*YOUR INSTRUCTIONS*: Copy every line that mentions the word "image".

Dataset excerpt
=======

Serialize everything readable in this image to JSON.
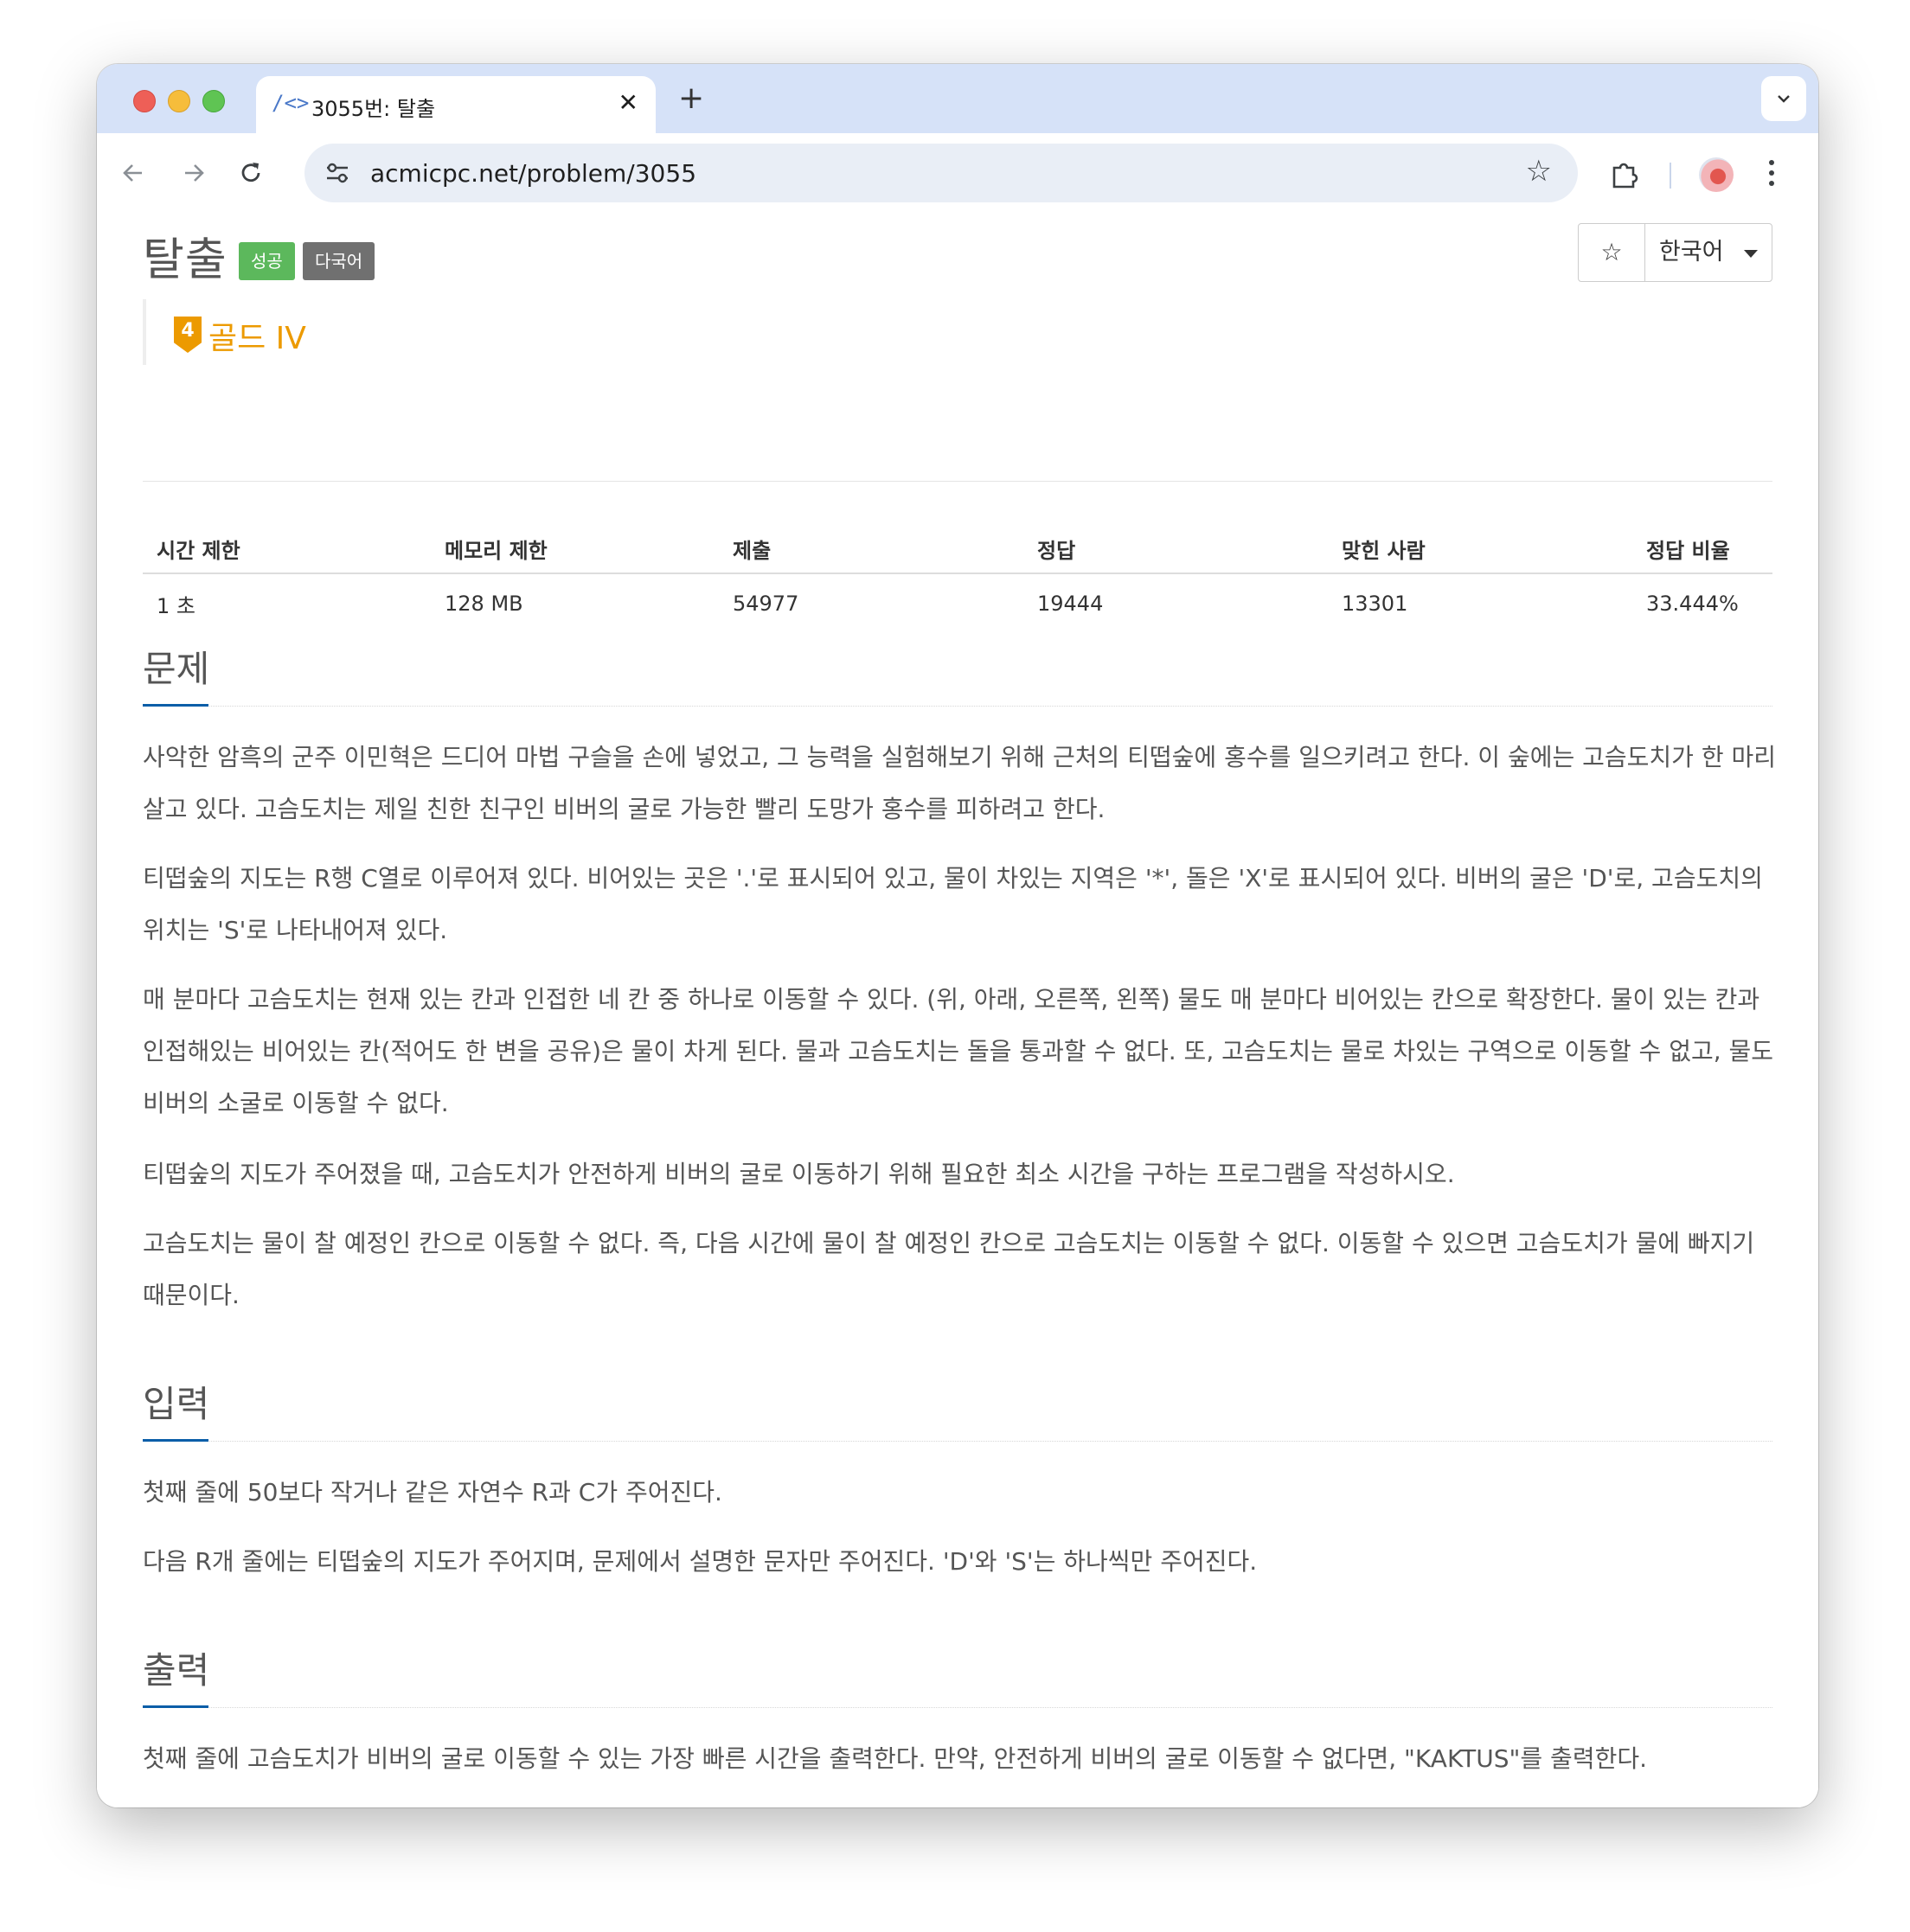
{
  "browser": {
    "tab_title": "3055번: 탈출",
    "tab_favicon": "/<>",
    "url": "acmicpc.net/problem/3055",
    "icons": [
      "back-icon",
      "forward-icon",
      "reload-icon",
      "site-info-icon",
      "star-icon",
      "extensions-icon",
      "profile-avatar",
      "more-menu-icon"
    ]
  },
  "problem": {
    "title": "탈출",
    "label_success": "성공",
    "label_multilang": "다국어",
    "language_button": "한국어",
    "tier_number": "4",
    "tier_name": "골드 IV",
    "tier_color": "#ec9a00"
  },
  "info_table": {
    "headers": [
      "시간 제한",
      "메모리 제한",
      "제출",
      "정답",
      "맞힌 사람",
      "정답 비율"
    ],
    "values": [
      "1 초",
      "128 MB",
      "54977",
      "19444",
      "13301",
      "33.444%"
    ]
  },
  "sections": {
    "problem_heading": "문제",
    "problem_paragraphs": [
      "사악한 암흑의 군주 이민혁은 드디어 마법 구슬을 손에 넣었고, 그 능력을 실험해보기 위해 근처의 티떱숲에 홍수를 일으키려고 한다. 이 숲에는 고슴도치가 한 마리 살고 있다. 고슴도치는 제일 친한 친구인 비버의 굴로 가능한 빨리 도망가 홍수를 피하려고 한다.",
      "티떱숲의 지도는 R행 C열로 이루어져 있다. 비어있는 곳은 '.'로 표시되어 있고, 물이 차있는 지역은 '*', 돌은 'X'로 표시되어 있다. 비버의 굴은 'D'로, 고슴도치의 위치는 'S'로 나타내어져 있다.",
      "매 분마다 고슴도치는 현재 있는 칸과 인접한 네 칸 중 하나로 이동할 수 있다. (위, 아래, 오른쪽, 왼쪽) 물도 매 분마다 비어있는 칸으로 확장한다. 물이 있는 칸과 인접해있는 비어있는 칸(적어도 한 변을 공유)은 물이 차게 된다. 물과 고슴도치는 돌을 통과할 수 없다. 또, 고슴도치는 물로 차있는 구역으로 이동할 수 없고, 물도 비버의 소굴로 이동할 수 없다.",
      "티떱숲의 지도가 주어졌을 때, 고슴도치가 안전하게 비버의 굴로 이동하기 위해 필요한 최소 시간을 구하는 프로그램을 작성하시오.",
      "고슴도치는 물이 찰 예정인 칸으로 이동할 수 없다. 즉, 다음 시간에 물이 찰 예정인 칸으로 고슴도치는 이동할 수 없다. 이동할 수 있으면 고슴도치가 물에 빠지기 때문이다."
    ],
    "input_heading": "입력",
    "input_paragraphs": [
      "첫째 줄에 50보다 작거나 같은 자연수 R과 C가 주어진다.",
      "다음 R개 줄에는 티떱숲의 지도가 주어지며, 문제에서 설명한 문자만 주어진다. 'D'와 'S'는 하나씩만 주어진다."
    ],
    "output_heading": "출력",
    "output_paragraphs": [
      "첫째 줄에 고슴도치가 비버의 굴로 이동할 수 있는 가장 빠른 시간을 출력한다. 만약, 안전하게 비버의 굴로 이동할 수 없다면, \"KAKTUS\"를 출력한다."
    ]
  }
}
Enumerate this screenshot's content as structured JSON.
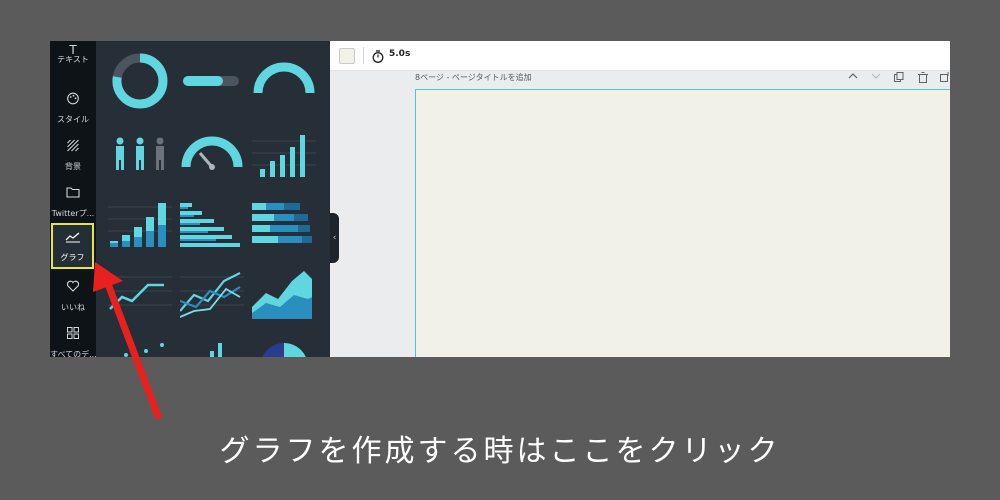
{
  "sidebar": {
    "items": [
      {
        "label": "テキスト",
        "icon": "text-icon"
      },
      {
        "label": "スタイル",
        "icon": "palette-icon"
      },
      {
        "label": "背景",
        "icon": "pattern-icon"
      },
      {
        "label": "Twitterプ...",
        "icon": "folder-icon"
      },
      {
        "label": "グラフ",
        "icon": "chart-line-icon",
        "active": true
      },
      {
        "label": "いいね",
        "icon": "heart-icon"
      },
      {
        "label": "すべてのデ...",
        "icon": "grid-icon"
      }
    ]
  },
  "graph_panel": {
    "tiles": [
      "donut-chart",
      "progress-bar",
      "half-gauge",
      "people-icon-chart",
      "speedometer-gauge",
      "column-chart",
      "column-chart-2",
      "bar-chart",
      "stacked-bar-chart",
      "line-chart",
      "multi-line-chart",
      "area-chart",
      "dot-chart",
      "column-chart-3",
      "pie-chart"
    ]
  },
  "toolbar": {
    "swatch_color": "#f1f1ea",
    "timer_label": "5.0s"
  },
  "page": {
    "label": "8ページ - ページタイトルを追加"
  },
  "annotation": {
    "caption": "グラフを作成する時はここをクリック",
    "highlight_color": "#e3e545",
    "arrow_color": "#e8211f"
  },
  "colors": {
    "accent": "#5fd6e0",
    "accent_dark": "#2a8fbf",
    "background": "#5b5b5b"
  }
}
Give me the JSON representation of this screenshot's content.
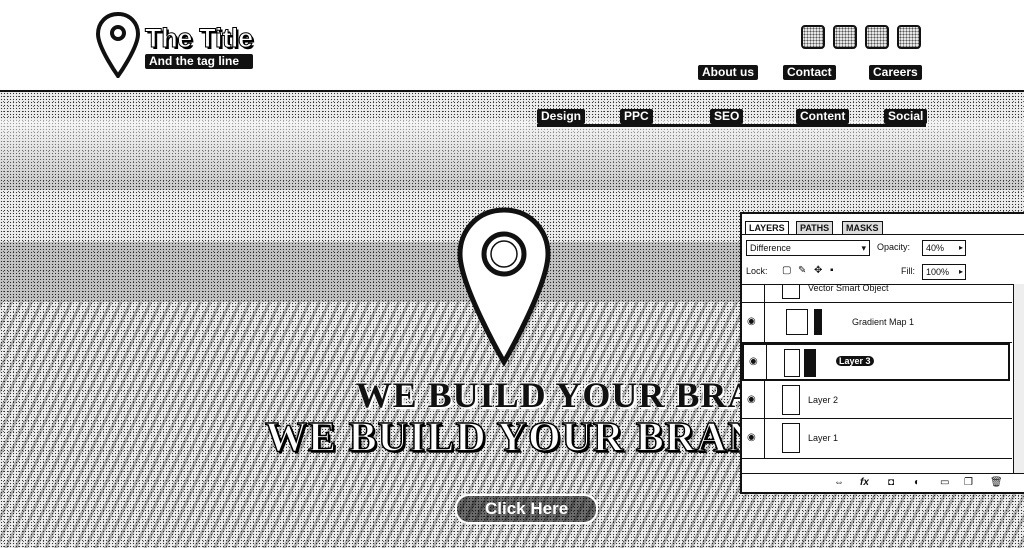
{
  "header": {
    "title": "The Title",
    "tagline": "And the tag line",
    "links": [
      {
        "label": "About us"
      },
      {
        "label": "Contact"
      },
      {
        "label": "Careers"
      }
    ],
    "social_icons": [
      "social-icon-1",
      "social-icon-2",
      "social-icon-3",
      "social-icon-4"
    ]
  },
  "hero": {
    "nav": [
      {
        "label": "Design"
      },
      {
        "label": "PPC"
      },
      {
        "label": "SEO"
      },
      {
        "label": "Content"
      },
      {
        "label": "Social"
      }
    ],
    "headline_shadow": "WE BUILD YOUR BRAND",
    "headline": "WE BUILD YOUR BRAN",
    "cta_label": "Click Here"
  },
  "layers_panel": {
    "tabs": [
      "LAYERS",
      "PATHS",
      "MASKS"
    ],
    "blend_mode": "Difference",
    "opacity_label": "Opacity:",
    "opacity_value": "40%",
    "lock_label": "Lock:",
    "fill_label": "Fill:",
    "fill_value": "100%",
    "layers": [
      {
        "name": "Vector Smart Object",
        "selected": false
      },
      {
        "name": "Gradient Map 1",
        "selected": false
      },
      {
        "name": "Layer 3",
        "selected": true
      },
      {
        "name": "Layer 2",
        "selected": false
      },
      {
        "name": "Layer 1",
        "selected": false
      }
    ],
    "bottom_icons": [
      "link-icon",
      "fx-icon",
      "mask-icon",
      "adjustment-icon",
      "folder-icon",
      "new-layer-icon",
      "trash-icon"
    ]
  }
}
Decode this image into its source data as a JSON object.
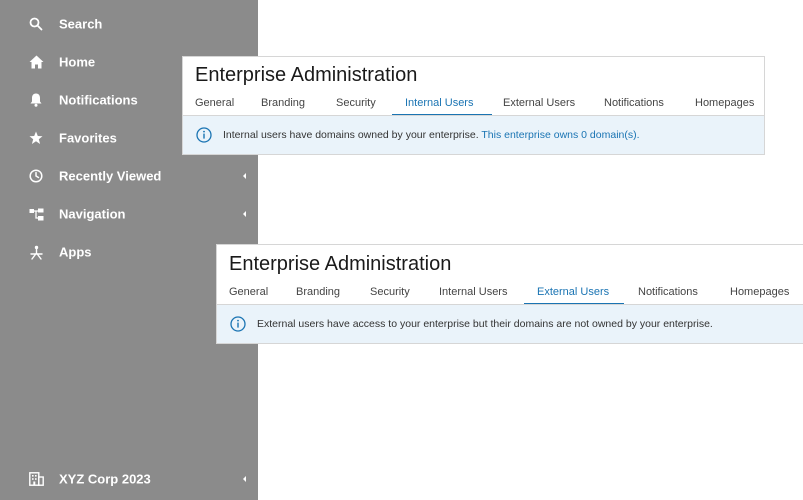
{
  "sidebar": {
    "items": [
      {
        "label": "Search",
        "icon": "search-icon",
        "expandable": false
      },
      {
        "label": "Home",
        "icon": "home-icon",
        "expandable": false
      },
      {
        "label": "Notifications",
        "icon": "bell-icon",
        "expandable": false
      },
      {
        "label": "Favorites",
        "icon": "star-icon",
        "expandable": false
      },
      {
        "label": "Recently Viewed",
        "icon": "clock-icon",
        "expandable": true
      },
      {
        "label": "Navigation",
        "icon": "navigation-tree-icon",
        "expandable": true
      },
      {
        "label": "Apps",
        "icon": "apps-icon",
        "expandable": false
      }
    ],
    "footer": {
      "label": "XYZ Corp 2023",
      "icon": "building-icon",
      "expandable": true
    }
  },
  "panels": [
    {
      "title": "Enterprise Administration",
      "tabs": [
        {
          "label": "General"
        },
        {
          "label": "Branding"
        },
        {
          "label": "Security"
        },
        {
          "label": "Internal Users"
        },
        {
          "label": "External Users"
        },
        {
          "label": "Notifications"
        },
        {
          "label": "Homepages"
        }
      ],
      "active_tab": "Internal Users",
      "info": {
        "icon": "info-icon",
        "text": "Internal users have domains owned by your enterprise.",
        "link_text": "This enterprise owns 0 domain(s)."
      }
    },
    {
      "title": "Enterprise Administration",
      "tabs": [
        {
          "label": "General"
        },
        {
          "label": "Branding"
        },
        {
          "label": "Security"
        },
        {
          "label": "Internal Users"
        },
        {
          "label": "External Users"
        },
        {
          "label": "Notifications"
        },
        {
          "label": "Homepages"
        }
      ],
      "active_tab": "External Users",
      "info": {
        "icon": "info-icon",
        "text": "External users have access to your enterprise but their domains are not owned by your enterprise.",
        "link_text": ""
      }
    }
  ],
  "colors": {
    "sidebar_bg": "#8b8b8b",
    "accent": "#1a74b3",
    "info_bg": "#eaf3fa"
  }
}
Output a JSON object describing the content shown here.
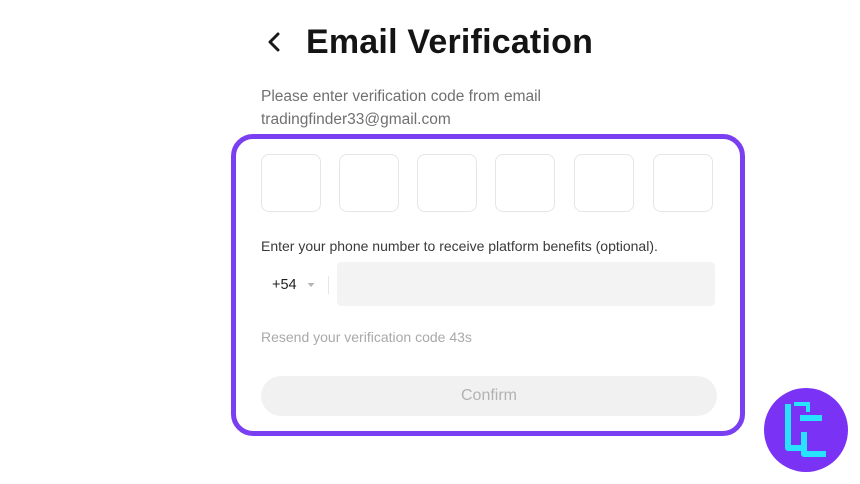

=======

*RESULT FOR THIS EXERCISE*:
Serialize everything readable in this image to JSON.
Decode this image into its source data as a JSON object.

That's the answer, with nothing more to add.